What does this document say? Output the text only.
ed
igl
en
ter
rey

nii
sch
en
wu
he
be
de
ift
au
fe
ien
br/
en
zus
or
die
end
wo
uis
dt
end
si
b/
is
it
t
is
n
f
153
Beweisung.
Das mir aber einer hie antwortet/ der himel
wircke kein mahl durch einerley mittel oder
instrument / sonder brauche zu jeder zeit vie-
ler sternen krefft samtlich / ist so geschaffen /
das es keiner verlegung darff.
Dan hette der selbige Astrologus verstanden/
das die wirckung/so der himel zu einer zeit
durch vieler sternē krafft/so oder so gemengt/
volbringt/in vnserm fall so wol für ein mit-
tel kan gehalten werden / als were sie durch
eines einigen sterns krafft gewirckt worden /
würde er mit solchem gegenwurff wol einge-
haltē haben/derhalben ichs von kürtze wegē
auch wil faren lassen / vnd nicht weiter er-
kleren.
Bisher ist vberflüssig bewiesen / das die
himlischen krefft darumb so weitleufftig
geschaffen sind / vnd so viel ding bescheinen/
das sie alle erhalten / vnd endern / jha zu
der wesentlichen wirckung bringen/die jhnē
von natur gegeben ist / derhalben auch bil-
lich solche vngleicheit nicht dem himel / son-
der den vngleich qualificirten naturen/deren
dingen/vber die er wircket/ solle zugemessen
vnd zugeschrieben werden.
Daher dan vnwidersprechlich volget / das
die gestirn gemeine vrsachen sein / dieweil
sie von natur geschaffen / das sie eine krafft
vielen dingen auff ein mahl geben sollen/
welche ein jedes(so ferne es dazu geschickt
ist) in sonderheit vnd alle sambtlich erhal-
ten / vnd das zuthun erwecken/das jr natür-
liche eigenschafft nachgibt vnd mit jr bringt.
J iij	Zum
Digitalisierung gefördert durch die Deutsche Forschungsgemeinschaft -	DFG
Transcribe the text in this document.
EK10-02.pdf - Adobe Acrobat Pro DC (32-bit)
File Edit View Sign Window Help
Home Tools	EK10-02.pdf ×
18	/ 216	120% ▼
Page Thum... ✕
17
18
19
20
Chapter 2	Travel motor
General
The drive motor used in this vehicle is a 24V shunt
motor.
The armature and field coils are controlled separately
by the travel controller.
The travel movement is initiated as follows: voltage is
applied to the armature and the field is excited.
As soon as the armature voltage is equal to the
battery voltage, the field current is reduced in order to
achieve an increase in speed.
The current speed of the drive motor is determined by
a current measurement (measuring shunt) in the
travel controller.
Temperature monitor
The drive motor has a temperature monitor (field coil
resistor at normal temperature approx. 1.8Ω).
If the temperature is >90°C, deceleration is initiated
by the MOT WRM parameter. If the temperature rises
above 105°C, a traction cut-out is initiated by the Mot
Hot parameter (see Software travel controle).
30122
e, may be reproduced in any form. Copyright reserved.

__________

**AIM OF THE EXERCISE**
Extract the entries above verbatim.

**PROBLEM SOLUTION**
What does this document say? Output the text only.
ed
igl
en
ter
rey

nii
sch
en
wu
he
be
de
ift
au
fe
ien
br/
en
zus
or
die
end
wo
uis
dt
end
si
b/
is
it
t
is
n
f
153
Beweisung.
Das mir aber einer hie antwortet/ der himel
wircke kein mahl durch einerley mittel oder
instrument / sonder brauche zu jeder zeit vie-
ler sternen krefft samtlich / ist so geschaffen /
das es keiner verlegung darff.
Dan hette der selbige Astrologus verstanden/
das die wirckung/so der himel zu einer zeit
durch vieler sternē krafft/so oder so gemengt/
volbringt/in vnserm fall so wol für ein mit-
tel kan gehalten werden / als were sie durch
eines einigen sterns krafft gewirckt worden /
würde er mit solchem gegenwurff wol einge-
haltē haben/derhalben ichs von kürtze wegē
auch wil faren lassen / vnd nicht weiter er-
kleren.
Bisher ist vberflüssig bewiesen / das die
himlischen krefft darumb so weitleufftig
geschaffen sind / vnd so viel ding bescheinen/
das sie alle erhalten / vnd endern / jha zu
der wesentlichen wirckung bringen/die jhnē
von natur gegeben ist / derhalben auch bil-
lich solche vngleicheit nicht dem himel / son-
der den vngleich qualificirten naturen/deren
dingen/vber die er wircket/ solle zugemessen
vnd zugeschrieben werden.
Daher dan vnwidersprechlich volget / das
die gestirn gemeine vrsachen sein / dieweil
sie von natur geschaffen / das sie eine krafft
vielen dingen auff ein mahl geben sollen/
welche ein jedes(so ferne es dazu geschickt
ist) in sonderheit vnd alle sambtlich erhal-
ten / vnd das zuthun erwecken/das jr natür-
liche eigenschafft nachgibt vnd mit jr bringt.
J iij	Zum
Digitalisierung gefördert durch die Deutsche Forschungsgemeinschaft -	DFG
Transcribe the text in this document.
EK10-02.pdf - Adobe Acrobat Pro DC (32-bit)
File Edit View Sign Window Help
Home Tools	EK10-02.pdf ×
18	/ 216	120% ▼
Page Thum... ✕
17
18
19
20
Chapter 2	Travel motor
General
The drive motor used in this vehicle is a 24V shunt
motor.
The armature and field coils are controlled separately
by the travel controller.
The travel movement is initiated as follows: voltage is
applied to the armature and the field is excited.
As soon as the armature voltage is equal to the
battery voltage, the field current is reduced in order to
achieve an increase in speed.
The current speed of the drive motor is determined by
a current measurement (measuring shunt) in the
travel controller.
Temperature monitor
The drive motor has a temperature monitor (field coil
resistor at normal temperature approx. 1.8Ω).
If the temperature is >90°C, deceleration is initiated
by the MOT WRM parameter. If the temperature rises
above 105°C, a traction cut-out is initiated by the Mot
Hot parameter (see Software travel controle).
30122
e, may be reproduced in any form. Copyright reserved.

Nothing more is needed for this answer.